■ EXERCISE ■
Exactly repeat the full listing that follows.

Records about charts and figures
=====
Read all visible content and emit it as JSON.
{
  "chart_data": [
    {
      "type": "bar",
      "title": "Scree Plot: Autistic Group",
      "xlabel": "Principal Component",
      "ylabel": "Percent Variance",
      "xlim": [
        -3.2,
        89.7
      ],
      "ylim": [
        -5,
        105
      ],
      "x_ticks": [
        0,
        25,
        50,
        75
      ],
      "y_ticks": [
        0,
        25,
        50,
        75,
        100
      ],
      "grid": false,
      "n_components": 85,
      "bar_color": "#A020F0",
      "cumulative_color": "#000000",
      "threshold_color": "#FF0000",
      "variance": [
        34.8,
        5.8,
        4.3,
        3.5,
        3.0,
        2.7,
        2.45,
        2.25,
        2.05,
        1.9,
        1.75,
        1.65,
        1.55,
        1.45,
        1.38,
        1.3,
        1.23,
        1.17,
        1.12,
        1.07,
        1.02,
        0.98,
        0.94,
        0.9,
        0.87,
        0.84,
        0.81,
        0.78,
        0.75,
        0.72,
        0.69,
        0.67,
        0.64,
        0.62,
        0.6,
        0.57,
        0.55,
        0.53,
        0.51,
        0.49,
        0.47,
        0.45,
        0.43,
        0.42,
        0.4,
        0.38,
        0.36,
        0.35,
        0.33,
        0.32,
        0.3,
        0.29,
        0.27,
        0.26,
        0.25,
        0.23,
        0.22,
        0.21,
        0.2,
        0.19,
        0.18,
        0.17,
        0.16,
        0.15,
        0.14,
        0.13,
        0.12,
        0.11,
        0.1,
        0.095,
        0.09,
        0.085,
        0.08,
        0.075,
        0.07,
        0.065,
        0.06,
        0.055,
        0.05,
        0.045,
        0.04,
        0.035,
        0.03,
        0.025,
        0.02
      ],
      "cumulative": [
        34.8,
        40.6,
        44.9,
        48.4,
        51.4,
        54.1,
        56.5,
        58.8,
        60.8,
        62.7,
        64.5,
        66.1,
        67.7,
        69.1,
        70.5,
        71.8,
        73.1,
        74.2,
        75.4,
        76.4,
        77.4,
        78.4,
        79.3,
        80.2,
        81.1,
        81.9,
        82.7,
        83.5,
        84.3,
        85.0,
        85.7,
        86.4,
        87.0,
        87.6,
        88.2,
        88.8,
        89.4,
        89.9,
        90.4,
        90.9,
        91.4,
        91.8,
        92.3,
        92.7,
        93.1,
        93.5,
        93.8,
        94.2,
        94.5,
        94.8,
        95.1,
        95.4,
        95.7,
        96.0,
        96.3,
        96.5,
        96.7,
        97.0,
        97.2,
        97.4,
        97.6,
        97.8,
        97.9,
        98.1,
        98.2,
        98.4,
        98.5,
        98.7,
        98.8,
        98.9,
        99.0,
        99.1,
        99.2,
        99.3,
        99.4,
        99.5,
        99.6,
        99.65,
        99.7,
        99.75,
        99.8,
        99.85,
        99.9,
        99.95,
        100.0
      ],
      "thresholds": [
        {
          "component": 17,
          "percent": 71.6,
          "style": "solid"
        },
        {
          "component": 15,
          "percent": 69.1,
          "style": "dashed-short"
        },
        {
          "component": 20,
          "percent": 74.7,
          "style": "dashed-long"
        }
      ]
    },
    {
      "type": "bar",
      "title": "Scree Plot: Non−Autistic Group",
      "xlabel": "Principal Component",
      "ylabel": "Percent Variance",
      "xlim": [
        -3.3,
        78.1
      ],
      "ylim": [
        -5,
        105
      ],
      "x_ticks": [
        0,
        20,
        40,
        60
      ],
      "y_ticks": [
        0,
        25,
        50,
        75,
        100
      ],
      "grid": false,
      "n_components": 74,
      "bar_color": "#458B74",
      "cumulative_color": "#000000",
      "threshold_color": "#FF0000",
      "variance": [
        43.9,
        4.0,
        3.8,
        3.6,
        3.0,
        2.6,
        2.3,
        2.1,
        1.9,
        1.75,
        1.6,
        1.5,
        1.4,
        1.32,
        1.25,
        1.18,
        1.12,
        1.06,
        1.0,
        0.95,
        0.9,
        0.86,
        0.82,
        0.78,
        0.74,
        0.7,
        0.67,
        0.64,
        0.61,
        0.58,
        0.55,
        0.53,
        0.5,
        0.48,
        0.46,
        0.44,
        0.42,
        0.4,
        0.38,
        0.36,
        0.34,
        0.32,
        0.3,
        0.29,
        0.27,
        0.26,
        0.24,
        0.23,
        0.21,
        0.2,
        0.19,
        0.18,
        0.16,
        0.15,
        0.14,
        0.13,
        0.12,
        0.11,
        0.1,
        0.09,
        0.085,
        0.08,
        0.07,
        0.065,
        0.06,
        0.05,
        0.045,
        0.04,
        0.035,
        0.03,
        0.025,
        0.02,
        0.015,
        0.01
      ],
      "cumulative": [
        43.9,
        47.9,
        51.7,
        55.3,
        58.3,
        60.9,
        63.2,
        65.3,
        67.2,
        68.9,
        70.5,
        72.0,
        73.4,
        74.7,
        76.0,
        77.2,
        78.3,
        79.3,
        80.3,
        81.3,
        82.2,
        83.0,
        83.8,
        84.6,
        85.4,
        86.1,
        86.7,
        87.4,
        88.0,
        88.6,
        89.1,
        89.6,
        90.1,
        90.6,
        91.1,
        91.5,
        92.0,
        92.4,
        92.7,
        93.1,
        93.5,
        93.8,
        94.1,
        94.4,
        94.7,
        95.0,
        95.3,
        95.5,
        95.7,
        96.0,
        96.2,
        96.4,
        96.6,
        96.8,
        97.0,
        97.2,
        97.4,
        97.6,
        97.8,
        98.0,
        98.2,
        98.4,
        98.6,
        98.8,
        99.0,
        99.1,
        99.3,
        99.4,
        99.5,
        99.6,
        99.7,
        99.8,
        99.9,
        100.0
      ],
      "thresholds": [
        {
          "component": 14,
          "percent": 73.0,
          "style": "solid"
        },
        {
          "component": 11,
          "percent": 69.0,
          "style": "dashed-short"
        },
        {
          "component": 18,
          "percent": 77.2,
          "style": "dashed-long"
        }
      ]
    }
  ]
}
=====
■ RESULT OF THE EXERCISE ■
Read all visible content and emit it as JSON.
{
  "chart_data": [
    {
      "type": "bar",
      "title": "Scree Plot: Autistic Group",
      "xlabel": "Principal Component",
      "ylabel": "Percent Variance",
      "xlim": [
        -3.2,
        89.7
      ],
      "ylim": [
        -5,
        105
      ],
      "x_ticks": [
        0,
        25,
        50,
        75
      ],
      "y_ticks": [
        0,
        25,
        50,
        75,
        100
      ],
      "grid": false,
      "n_components": 85,
      "bar_color": "#A020F0",
      "cumulative_color": "#000000",
      "threshold_color": "#FF0000",
      "variance": [
        34.8,
        5.8,
        4.3,
        3.5,
        3.0,
        2.7,
        2.45,
        2.25,
        2.05,
        1.9,
        1.75,
        1.65,
        1.55,
        1.45,
        1.38,
        1.3,
        1.23,
        1.17,
        1.12,
        1.07,
        1.02,
        0.98,
        0.94,
        0.9,
        0.87,
        0.84,
        0.81,
        0.78,
        0.75,
        0.72,
        0.69,
        0.67,
        0.64,
        0.62,
        0.6,
        0.57,
        0.55,
        0.53,
        0.51,
        0.49,
        0.47,
        0.45,
        0.43,
        0.42,
        0.4,
        0.38,
        0.36,
        0.35,
        0.33,
        0.32,
        0.3,
        0.29,
        0.27,
        0.26,
        0.25,
        0.23,
        0.22,
        0.21,
        0.2,
        0.19,
        0.18,
        0.17,
        0.16,
        0.15,
        0.14,
        0.13,
        0.12,
        0.11,
        0.1,
        0.095,
        0.09,
        0.085,
        0.08,
        0.075,
        0.07,
        0.065,
        0.06,
        0.055,
        0.05,
        0.045,
        0.04,
        0.035,
        0.03,
        0.025,
        0.02
      ],
      "cumulative": [
        34.8,
        40.6,
        44.9,
        48.4,
        51.4,
        54.1,
        56.5,
        58.8,
        60.8,
        62.7,
        64.5,
        66.1,
        67.7,
        69.1,
        70.5,
        71.8,
        73.1,
        74.2,
        75.4,
        76.4,
        77.4,
        78.4,
        79.3,
        80.2,
        81.1,
        81.9,
        82.7,
        83.5,
        84.3,
        85.0,
        85.7,
        86.4,
        87.0,
        87.6,
        88.2,
        88.8,
        89.4,
        89.9,
        90.4,
        90.9,
        91.4,
        91.8,
        92.3,
        92.7,
        93.1,
        93.5,
        93.8,
        94.2,
        94.5,
        94.8,
        95.1,
        95.4,
        95.7,
        96.0,
        96.3,
        96.5,
        96.7,
        97.0,
        97.2,
        97.4,
        97.6,
        97.8,
        97.9,
        98.1,
        98.2,
        98.4,
        98.5,
        98.7,
        98.8,
        98.9,
        99.0,
        99.1,
        99.2,
        99.3,
        99.4,
        99.5,
        99.6,
        99.65,
        99.7,
        99.75,
        99.8,
        99.85,
        99.9,
        99.95,
        100.0
      ],
      "thresholds": [
        {
          "component": 17,
          "percent": 71.6,
          "style": "solid"
        },
        {
          "component": 15,
          "percent": 69.1,
          "style": "dashed-short"
        },
        {
          "component": 20,
          "percent": 74.7,
          "style": "dashed-long"
        }
      ]
    },
    {
      "type": "bar",
      "title": "Scree Plot: Non−Autistic Group",
      "xlabel": "Principal Component",
      "ylabel": "Percent Variance",
      "xlim": [
        -3.3,
        78.1
      ],
      "ylim": [
        -5,
        105
      ],
      "x_ticks": [
        0,
        20,
        40,
        60
      ],
      "y_ticks": [
        0,
        25,
        50,
        75,
        100
      ],
      "grid": false,
      "n_components": 74,
      "bar_color": "#458B74",
      "cumulative_color": "#000000",
      "threshold_color": "#FF0000",
      "variance": [
        43.9,
        4.0,
        3.8,
        3.6,
        3.0,
        2.6,
        2.3,
        2.1,
        1.9,
        1.75,
        1.6,
        1.5,
        1.4,
        1.32,
        1.25,
        1.18,
        1.12,
        1.06,
        1.0,
        0.95,
        0.9,
        0.86,
        0.82,
        0.78,
        0.74,
        0.7,
        0.67,
        0.64,
        0.61,
        0.58,
        0.55,
        0.53,
        0.5,
        0.48,
        0.46,
        0.44,
        0.42,
        0.4,
        0.38,
        0.36,
        0.34,
        0.32,
        0.3,
        0.29,
        0.27,
        0.26,
        0.24,
        0.23,
        0.21,
        0.2,
        0.19,
        0.18,
        0.16,
        0.15,
        0.14,
        0.13,
        0.12,
        0.11,
        0.1,
        0.09,
        0.085,
        0.08,
        0.07,
        0.065,
        0.06,
        0.05,
        0.045,
        0.04,
        0.035,
        0.03,
        0.025,
        0.02,
        0.015,
        0.01
      ],
      "cumulative": [
        43.9,
        47.9,
        51.7,
        55.3,
        58.3,
        60.9,
        63.2,
        65.3,
        67.2,
        68.9,
        70.5,
        72.0,
        73.4,
        74.7,
        76.0,
        77.2,
        78.3,
        79.3,
        80.3,
        81.3,
        82.2,
        83.0,
        83.8,
        84.6,
        85.4,
        86.1,
        86.7,
        87.4,
        88.0,
        88.6,
        89.1,
        89.6,
        90.1,
        90.6,
        91.1,
        91.5,
        92.0,
        92.4,
        92.7,
        93.1,
        93.5,
        93.8,
        94.1,
        94.4,
        94.7,
        95.0,
        95.3,
        95.5,
        95.7,
        96.0,
        96.2,
        96.4,
        96.6,
        96.8,
        97.0,
        97.2,
        97.4,
        97.6,
        97.8,
        98.0,
        98.2,
        98.4,
        98.6,
        98.8,
        99.0,
        99.1,
        99.3,
        99.4,
        99.5,
        99.6,
        99.7,
        99.8,
        99.9,
        100.0
      ],
      "thresholds": [
        {
          "component": 14,
          "percent": 73.0,
          "style": "solid"
        },
        {
          "component": 11,
          "percent": 69.0,
          "style": "dashed-short"
        },
        {
          "component": 18,
          "percent": 77.2,
          "style": "dashed-long"
        }
      ]
    }
  ]
}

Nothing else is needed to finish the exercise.